2018年12月06日 03時44分58秒 | 書籍

 

五木寛之は私が若い頃、集中して彼の著書を何冊か読んだ事がある。

好きな作家の一人である。

今思えば、彼が今の私くらいの歳であった。

近年は人生について語る著書が多くなったと思う。

過酷な人生を送ってきたからこそ語れる彼の人生観である。

その中の1冊を読んでみた。

彼は私の父親の歳とさほど変わらない。

彼の今の姿は想像できる。

彼は13歳で終戦を迎える。

遥か彼方の平壌の地で・・・・・・。

ソ連軍の包囲が狭まる中、逃げ帰るように、家族で内地に帰ってきた。

まだ帰ってこれた方が幸いだった。

終戦の1ヶ月後に母を亡くす。

父も彼が東京の大学で学んでいる時に他界する。

2.5畳間のアパートでは、寒さをしのぐ為に新聞紙を身に包み、を履いて寝たという。

激動の少年期、青年期を過ごした。

私もそうだが、今の人には考えられない。

 

1977年、東京のある工員の父親が二人の幼子を抱きかかえて、マンションから飛び降り自殺をする。

父親は妻に蒸発され、真面目に働いていたが、子供の世話で「疲れた」と言っていたという。

父親のズボンのポケットには10円しか入っていなかった。

子供が持っていた手帳には「おかあさん、僕たちが天国からおかあさんのことをうらむ。

おかあさんもじ国(地獄)へ行け」と書いてあった。

胸を締め付けられた

私も泣いた。

こんなことがあっていいのだろうか。

子供に罪はない、まだ人生を選べないのである。

その記事からこの著書は始まる。

 

私にも若い頃は漠然とした人生の目的はあった。

その目的が脆くも崩れ去った今、混沌としているのは事実だ。

彼はこう結論付けている。

空間アノテーション記録:
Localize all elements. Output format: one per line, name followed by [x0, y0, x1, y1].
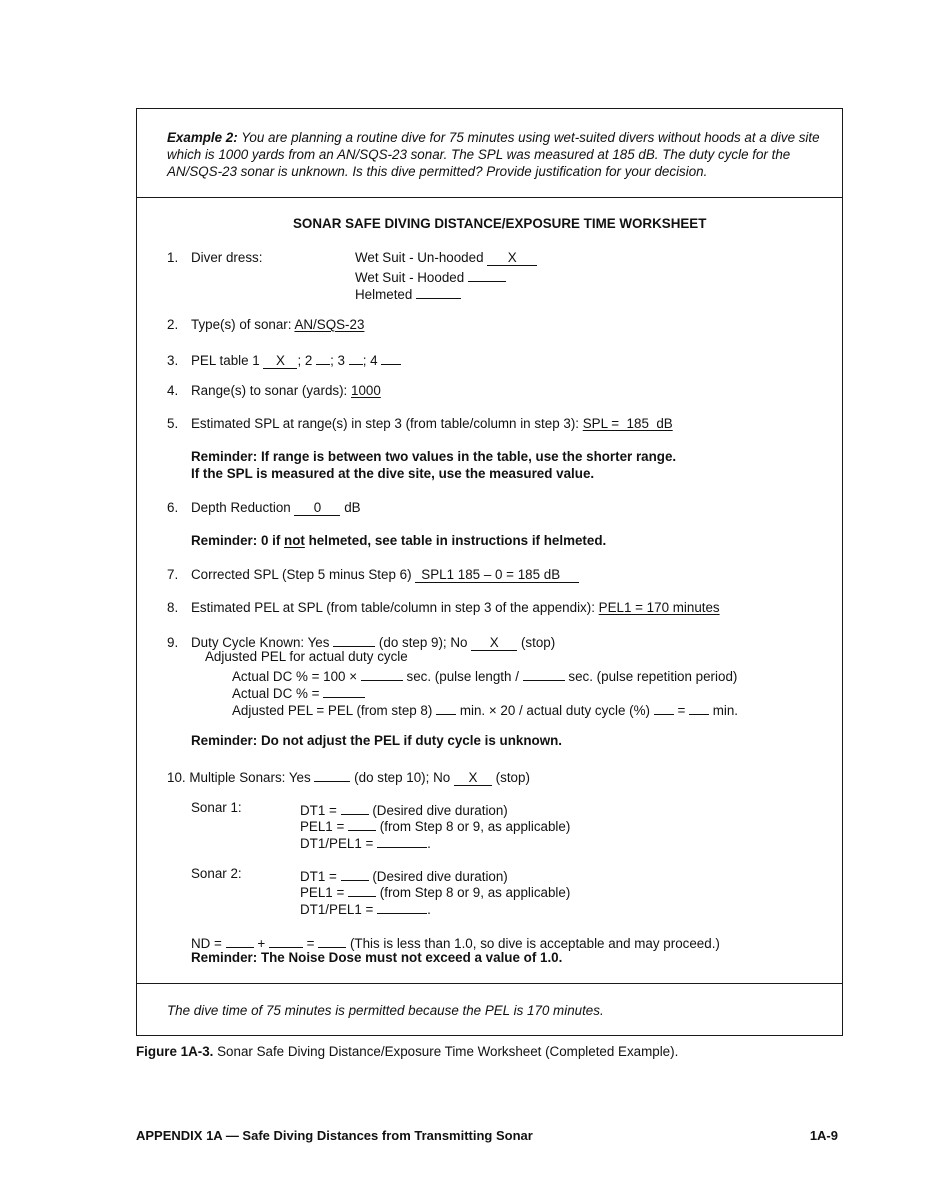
example-label: Example 2:	[167, 130, 238, 145]
adjusted-pel-min-field[interactable]	[436, 700, 456, 715]
step5-reminder-2: If the SPL is measured at the dive site, use the measured value.	[191, 466, 595, 481]
step1-option-hooded: Wet Suit - Hooded	[355, 267, 506, 285]
duty-cycle-yes-field[interactable]	[333, 632, 375, 647]
depth-reduction-field[interactable]: 0	[294, 501, 340, 516]
figure-caption	[136, 1044, 678, 1059]
estimated-pel-value: PEL1 = 170 minutes	[598, 600, 720, 615]
step7-row: 7. Corrected SPL (Step 5 minus Step 6) SPL1 185 – 0 = 185 dB	[167, 567, 579, 583]
noise-dose-line: ND = + = (This is less than 1.0, so dive is acceptable and may proceed.)	[191, 933, 720, 951]
sonar2-ratio-field[interactable]	[377, 899, 427, 914]
step10-reminder: Reminder: The Noise Dose must not exceed a value of 1.0.	[191, 950, 563, 965]
sonar1-pel-field[interactable]	[348, 816, 376, 831]
step9-adjusted-heading: Adjusted PEL for actual duty cycle	[205, 649, 408, 664]
spl-value: SPL = 185 dB	[582, 416, 673, 431]
step9-adjusted-pel-line: Adjusted PEL = PEL (from step 8) min. × 20 / actual duty cycle (%) = min.	[232, 700, 738, 718]
step8-row: 8. Estimated PEL at SPL (from table/column in step 3 of the appendix): PEL1 = 170 minutes	[167, 600, 720, 615]
sonar1-dt-line: DT1 = (Desired dive duration)	[300, 800, 508, 818]
step4-row: 4. Range(s) to sonar (yards): 1000	[167, 383, 381, 398]
footer-title: APPENDIX 1A — Safe Diving Distances from Transmitting Sonar	[136, 1128, 533, 1143]
nd-term1-field[interactable]	[226, 933, 254, 948]
helmeted-field[interactable]	[416, 284, 461, 299]
sonar2-dt-field[interactable]	[341, 866, 369, 881]
pel-table-4-field[interactable]	[381, 350, 401, 365]
page-number: 1A-9	[809, 1128, 838, 1143]
sonar1-label: Sonar 1:	[191, 800, 242, 815]
step1-option-unhooded: Wet Suit - Un-hooded X	[355, 250, 537, 266]
multiple-sonars-yes-field[interactable]	[314, 767, 350, 782]
step9-actual-dc-line: Actual DC % = 100 × sec. (pulse length / sec. (pulse repetition period)	[232, 666, 737, 684]
nd-result-field[interactable]	[318, 933, 346, 948]
sonar1-ratio-field[interactable]	[377, 833, 427, 848]
unhooded-field[interactable]: X	[487, 251, 537, 266]
pulse-period-field[interactable]	[523, 666, 565, 681]
example-question	[167, 129, 827, 180]
step9-reminder: Reminder: Do not adjust the PEL if duty cycle is unknown.	[191, 733, 563, 748]
sonar2-label: Sonar 2:	[191, 866, 242, 881]
pel-table-3-field[interactable]	[349, 350, 363, 365]
figure-label: Figure 1A-3.	[136, 1044, 214, 1059]
figure-text: Sonar Safe Diving Distance/Exposure Time Worksheet (Completed Example).	[217, 1044, 679, 1059]
pel-table-1-field[interactable]: X	[263, 354, 297, 369]
corrected-spl-value: SPL1 185 – 0 = 185 dB	[415, 568, 579, 583]
divider-bottom	[137, 983, 842, 984]
step1-label: Diver dress:	[191, 250, 263, 265]
sonar2-pel-field[interactable]	[348, 882, 376, 897]
duty-cycle-no-field[interactable]: X	[471, 636, 517, 651]
answer-text: The dive time of 75 minutes is permitted because the PEL is 170 minutes.	[167, 1003, 604, 1018]
sonar1-dt-field[interactable]	[341, 800, 369, 815]
sonar2-pel-line: PEL1 = (from Step 8 or 9, as applicable)	[300, 882, 570, 900]
sonar2-ratio-line: DT1/PEL1 = .	[300, 899, 431, 917]
multiple-sonars-no-field[interactable]: X	[454, 771, 492, 786]
worksheet-frame	[136, 108, 843, 1036]
range-value: 1000	[351, 383, 381, 398]
example-text: You are planning a routine dive for 75 minutes using wet-suited divers without hoods at a dive site which is 1000 yards from an AN/SQS-23 sonar. The SPL was measured at 185 dB. The duty cycle for the AN/SQS-23 sonar is unknown. Is this dive permitted? Provide justification for your decision.	[167, 130, 820, 179]
pulse-length-field[interactable]	[361, 666, 403, 681]
divider-top	[137, 197, 842, 198]
sonar1-ratio-line: DT1/PEL1 = .	[300, 833, 431, 851]
worksheet-title: SONAR SAFE DIVING DISTANCE/EXPOSURE TIME WORKSHEET	[293, 216, 707, 231]
hooded-field[interactable]	[468, 267, 506, 282]
nd-term2-field[interactable]	[269, 933, 303, 948]
sonar1-pel-line: PEL1 = (from Step 8 or 9, as applicable)	[300, 816, 570, 834]
sonar-type-value: AN/SQS-23	[294, 317, 365, 332]
step9-actual-dc-result: Actual DC % =	[232, 683, 365, 701]
sonar2-dt-line: DT1 = (Desired dive duration)	[300, 866, 508, 884]
step2-row: 2. Type(s) of sonar: AN/SQS-23	[167, 317, 365, 332]
step5-row: 5. Estimated SPL at range(s) in step 3 (from table/column in step 3): SPL = 185 dB	[167, 416, 673, 431]
step1-option-helmeted: Helmeted	[355, 284, 461, 302]
step6-reminder: Reminder: 0 if not helmeted, see table in instructions if helmeted.	[191, 533, 607, 548]
step6-row: 6. Depth Reduction 0 dB	[167, 500, 361, 515]
step3-row: 3. PEL table 1 X ; 2 ; 3 ; 4	[167, 350, 401, 369]
step9-row: 9. Duty Cycle Known: Yes (do step 9); No X (stop)	[167, 632, 555, 651]
pel-table-2-field[interactable]	[316, 350, 330, 365]
step1-row: 1. Diver dress:	[167, 250, 263, 265]
step5-reminder-1: Reminder: If range is between two values in the table, use the shorter range.	[191, 449, 677, 464]
step10-row: 10. Multiple Sonars: Yes (do step 10); No X (stop)	[167, 767, 530, 786]
actual-dc-field[interactable]	[323, 683, 365, 698]
adjusted-pel-result-field[interactable]	[689, 700, 709, 715]
adjusted-pel-dc-field[interactable]	[654, 700, 674, 715]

### 指示文
五木寛之の著書についての文章から、「遥か彼方の平壌の地で・・・・・・。」を含む語句で始まり「激動の少年期、青年期を過ごした。」で終わる部分を、一字一句違えずに書き写してください。

### 完成した課題
遥か彼方の平壌の地で・・・・・・。

ソ連軍の包囲が狭まる中、逃げ帰るように、家族で内地に帰ってきた。

まだ帰ってこれた方が幸いだった。

終戦の1ヶ月後に母を亡くす。

父も彼が東京の大学で学んでいる時に他界する。

2.5畳間のアパートでは、寒さをしのぐ為に新聞紙を身に包み、を履いて寝たという。

激動の少年期、青年期を過ごした。